* _ENTRIES SUPPLIED_:
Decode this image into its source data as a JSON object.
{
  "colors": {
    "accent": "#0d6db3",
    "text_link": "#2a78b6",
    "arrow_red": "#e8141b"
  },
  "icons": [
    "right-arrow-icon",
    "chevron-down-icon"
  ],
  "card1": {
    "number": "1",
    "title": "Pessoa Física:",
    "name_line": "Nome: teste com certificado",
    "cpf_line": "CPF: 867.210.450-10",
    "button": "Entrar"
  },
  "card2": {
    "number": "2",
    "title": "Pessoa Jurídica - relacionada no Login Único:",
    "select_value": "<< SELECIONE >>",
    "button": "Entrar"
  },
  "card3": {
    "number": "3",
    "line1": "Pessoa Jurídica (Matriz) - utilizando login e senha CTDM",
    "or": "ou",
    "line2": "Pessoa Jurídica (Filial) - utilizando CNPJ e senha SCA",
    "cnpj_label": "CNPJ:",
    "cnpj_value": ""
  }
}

* _TASK STATEMENT_: Once more, set down the full listing, verbatim.

* _RESULT FOR THIS TASK_:
Decode this image into its source data as a JSON object.
{
  "colors": {
    "accent": "#0d6db3",
    "text_link": "#2a78b6",
    "arrow_red": "#e8141b"
  },
  "icons": [
    "right-arrow-icon",
    "chevron-down-icon"
  ],
  "card1": {
    "number": "1",
    "title": "Pessoa Física:",
    "name_line": "Nome: teste com certificado",
    "cpf_line": "CPF: 867.210.450-10",
    "button": "Entrar"
  },
  "card2": {
    "number": "2",
    "title": "Pessoa Jurídica - relacionada no Login Único:",
    "select_value": "<< SELECIONE >>",
    "button": "Entrar"
  },
  "card3": {
    "number": "3",
    "line1": "Pessoa Jurídica (Matriz) - utilizando login e senha CTDM",
    "or": "ou",
    "line2": "Pessoa Jurídica (Filial) - utilizando CNPJ e senha SCA",
    "cnpj_label": "CNPJ:",
    "cnpj_value": ""
  }
}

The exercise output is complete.